>>>>>

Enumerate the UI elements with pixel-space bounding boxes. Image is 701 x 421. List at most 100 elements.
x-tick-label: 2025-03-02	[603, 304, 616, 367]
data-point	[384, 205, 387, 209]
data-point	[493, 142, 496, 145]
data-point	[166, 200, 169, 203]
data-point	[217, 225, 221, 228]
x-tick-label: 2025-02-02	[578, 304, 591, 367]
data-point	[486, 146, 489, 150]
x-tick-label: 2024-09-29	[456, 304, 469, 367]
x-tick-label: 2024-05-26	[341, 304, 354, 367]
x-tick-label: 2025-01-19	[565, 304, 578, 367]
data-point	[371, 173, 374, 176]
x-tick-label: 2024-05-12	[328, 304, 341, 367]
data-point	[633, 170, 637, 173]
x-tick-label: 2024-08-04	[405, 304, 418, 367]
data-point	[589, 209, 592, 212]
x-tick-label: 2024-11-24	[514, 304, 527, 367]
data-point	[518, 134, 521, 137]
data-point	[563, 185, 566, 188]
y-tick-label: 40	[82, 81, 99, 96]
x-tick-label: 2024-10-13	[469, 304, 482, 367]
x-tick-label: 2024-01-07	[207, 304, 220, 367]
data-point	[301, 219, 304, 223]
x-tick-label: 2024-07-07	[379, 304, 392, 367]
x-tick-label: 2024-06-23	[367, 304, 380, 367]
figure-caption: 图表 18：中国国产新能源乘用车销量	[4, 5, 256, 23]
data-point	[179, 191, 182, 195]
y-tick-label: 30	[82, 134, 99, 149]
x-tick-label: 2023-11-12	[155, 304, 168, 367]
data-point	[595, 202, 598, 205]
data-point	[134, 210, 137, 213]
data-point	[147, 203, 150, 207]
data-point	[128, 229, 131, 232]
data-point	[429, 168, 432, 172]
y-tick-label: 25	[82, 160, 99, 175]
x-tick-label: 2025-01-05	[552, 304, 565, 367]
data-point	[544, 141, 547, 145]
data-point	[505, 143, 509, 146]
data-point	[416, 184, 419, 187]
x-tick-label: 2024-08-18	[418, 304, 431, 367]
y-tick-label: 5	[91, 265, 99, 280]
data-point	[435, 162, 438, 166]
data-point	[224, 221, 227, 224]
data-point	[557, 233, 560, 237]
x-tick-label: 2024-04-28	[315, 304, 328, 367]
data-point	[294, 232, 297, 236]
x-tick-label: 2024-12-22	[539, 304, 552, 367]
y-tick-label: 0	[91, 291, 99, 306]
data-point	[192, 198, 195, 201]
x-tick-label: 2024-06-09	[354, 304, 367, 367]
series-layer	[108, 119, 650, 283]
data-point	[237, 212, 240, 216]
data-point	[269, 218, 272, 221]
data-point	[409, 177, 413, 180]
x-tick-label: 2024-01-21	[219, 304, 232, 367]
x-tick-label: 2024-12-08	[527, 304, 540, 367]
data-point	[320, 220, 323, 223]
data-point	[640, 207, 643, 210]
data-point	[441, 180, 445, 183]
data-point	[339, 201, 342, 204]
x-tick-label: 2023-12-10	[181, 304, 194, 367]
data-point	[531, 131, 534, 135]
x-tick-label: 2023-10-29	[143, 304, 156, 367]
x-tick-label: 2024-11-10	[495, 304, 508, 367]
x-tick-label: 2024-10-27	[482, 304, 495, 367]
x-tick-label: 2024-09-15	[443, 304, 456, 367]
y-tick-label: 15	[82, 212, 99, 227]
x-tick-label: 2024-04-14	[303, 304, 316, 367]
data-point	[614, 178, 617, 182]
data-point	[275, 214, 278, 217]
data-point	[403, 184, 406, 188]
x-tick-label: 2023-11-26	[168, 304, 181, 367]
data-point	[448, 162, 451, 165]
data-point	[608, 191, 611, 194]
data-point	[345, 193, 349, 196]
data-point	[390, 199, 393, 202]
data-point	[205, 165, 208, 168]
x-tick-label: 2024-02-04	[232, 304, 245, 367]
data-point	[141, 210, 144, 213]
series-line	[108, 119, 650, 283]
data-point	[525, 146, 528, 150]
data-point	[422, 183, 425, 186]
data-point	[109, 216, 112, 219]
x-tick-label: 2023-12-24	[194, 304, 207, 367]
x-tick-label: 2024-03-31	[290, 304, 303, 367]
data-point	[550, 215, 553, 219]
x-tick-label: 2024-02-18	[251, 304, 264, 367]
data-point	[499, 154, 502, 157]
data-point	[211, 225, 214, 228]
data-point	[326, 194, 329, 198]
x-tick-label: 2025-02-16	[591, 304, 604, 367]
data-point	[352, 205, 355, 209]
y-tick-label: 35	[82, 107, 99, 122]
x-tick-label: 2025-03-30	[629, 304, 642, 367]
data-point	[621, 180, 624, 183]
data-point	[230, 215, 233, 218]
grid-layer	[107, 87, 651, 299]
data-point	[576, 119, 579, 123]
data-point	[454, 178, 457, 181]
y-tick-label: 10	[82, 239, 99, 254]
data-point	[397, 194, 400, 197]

<<<<<

> **Description of the task**:
Count the lines of the material that contain the string "layer", and give only that number.

> **Answer to the task**:
2